:: Set exercise ::
Output every entry exactly as written.

*** Input records

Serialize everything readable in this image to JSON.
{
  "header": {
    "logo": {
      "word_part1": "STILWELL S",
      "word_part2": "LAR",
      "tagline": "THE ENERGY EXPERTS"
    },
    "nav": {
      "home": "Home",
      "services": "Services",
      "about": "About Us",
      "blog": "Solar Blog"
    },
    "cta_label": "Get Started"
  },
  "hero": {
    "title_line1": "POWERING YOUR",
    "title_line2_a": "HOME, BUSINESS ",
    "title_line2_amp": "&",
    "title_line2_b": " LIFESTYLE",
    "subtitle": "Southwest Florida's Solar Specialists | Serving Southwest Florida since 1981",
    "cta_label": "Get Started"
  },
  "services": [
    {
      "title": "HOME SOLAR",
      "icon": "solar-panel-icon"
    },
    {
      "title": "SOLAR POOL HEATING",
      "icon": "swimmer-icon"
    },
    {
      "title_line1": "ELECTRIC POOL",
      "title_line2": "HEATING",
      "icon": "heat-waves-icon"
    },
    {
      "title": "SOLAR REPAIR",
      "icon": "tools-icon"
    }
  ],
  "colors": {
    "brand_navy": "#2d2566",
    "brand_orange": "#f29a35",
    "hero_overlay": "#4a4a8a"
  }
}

******

:: Written solution ::
Serialize everything readable in this image to JSON.
{
  "header": {
    "logo": {
      "word_part1": "STILWELL S",
      "word_part2": "LAR",
      "tagline": "THE ENERGY EXPERTS"
    },
    "nav": {
      "home": "Home",
      "services": "Services",
      "about": "About Us",
      "blog": "Solar Blog"
    },
    "cta_label": "Get Started"
  },
  "hero": {
    "title_line1": "POWERING YOUR",
    "title_line2_a": "HOME, BUSINESS ",
    "title_line2_amp": "&",
    "title_line2_b": " LIFESTYLE",
    "subtitle": "Southwest Florida's Solar Specialists | Serving Southwest Florida since 1981",
    "cta_label": "Get Started"
  },
  "services": [
    {
      "title": "HOME SOLAR",
      "icon": "solar-panel-icon"
    },
    {
      "title": "SOLAR POOL HEATING",
      "icon": "swimmer-icon"
    },
    {
      "title_line1": "ELECTRIC POOL",
      "title_line2": "HEATING",
      "icon": "heat-waves-icon"
    },
    {
      "title": "SOLAR REPAIR",
      "icon": "tools-icon"
    }
  ],
  "colors": {
    "brand_navy": "#2d2566",
    "brand_orange": "#f29a35",
    "hero_overlay": "#4a4a8a"
  }
}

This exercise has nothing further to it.